BEGIN EXTRACTED INFORMATION
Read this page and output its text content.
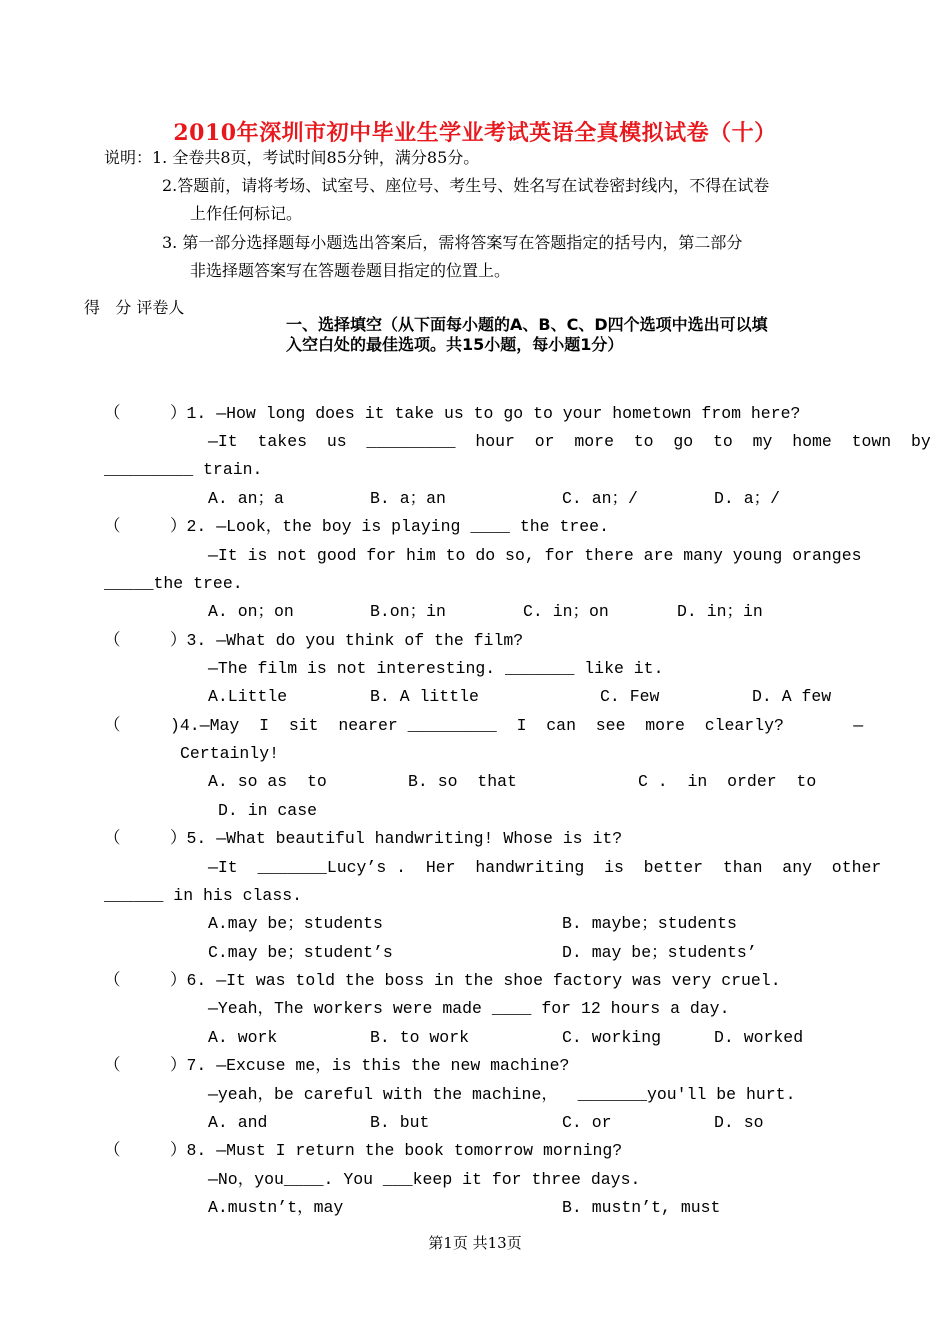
2010年深圳市初中毕业生学业考试英语全真模拟试卷（十）
说明：1. 全卷共8页，考试时间85分钟，满分85分。
2.答题前，请将考场、试室号、座位号、考生号、姓名写在试卷密封线内，不得在试卷
上作任何标记。
3. 第一部分选择题每小题选出答案后，需将答案写在答题指定的括号内，第二部分
非选择题答案写在答题卷题目指定的位置上。
得   分 评卷人
一、选择填空（从下面每小题的A、B、C、D四个选项中选出可以填
入空白处的最佳选项。共15小题，每小题1分）
（     ）1. —How long does it take us to go to your hometown from here?
—It  takes  us  _________  hour  or  more  to  go  to  my  home  town  by
_________ train.
A. an；a	B. a；an	C. an；/	D. a；/
（     ）2. —Look，the boy is playing ____ the tree.
—It is not good for him to do so, for there are many young oranges
_____the tree.
A. on；on	B.on；in	C. in；on	D. in；in
（     ）3. —What do you think of the film?
—The film is not interesting. _______ like it.
A.Little	B. A little	C. Few	D. A few
（     )4.—May  I  sit  nearer _________  I  can  see  more  clearly?       —
Certainly!
A. so as  to	B. so  that	C .  in  order  to
D. in case
（     ）5. —What beautiful handwriting! Whose is it?
—It  _______Lucy’s .  Her  handwriting  is  better  than  any  other
______ in his class.
A.may be；students	B. maybe；students
C.may be；student’s	D. may be；students’
（     ）6. —It was told the boss in the shoe factory was very cruel.
—Yeah，The workers were made ____ for 12 hours a day.
A. work	B. to work	C. working	D. worked
（     ）7. —Excuse me，is this the new machine?
—yeah，be careful with the machine，  _______you'll be hurt.
A. and	B. but	C. or	D. so
（     ）8. —Must I return the book tomorrow morning?
—No，you____. You ___keep it for three days.
A.mustn’t，may	B. mustn’t, must
第1页 共13页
END EXTRACTED INFORMATION
» TASK: Pick out each line that holds the string "this".

» EXERCISE OUTPUT:
Read this page and output its text content.
（     ）7. —Excuse me，is this the new machine?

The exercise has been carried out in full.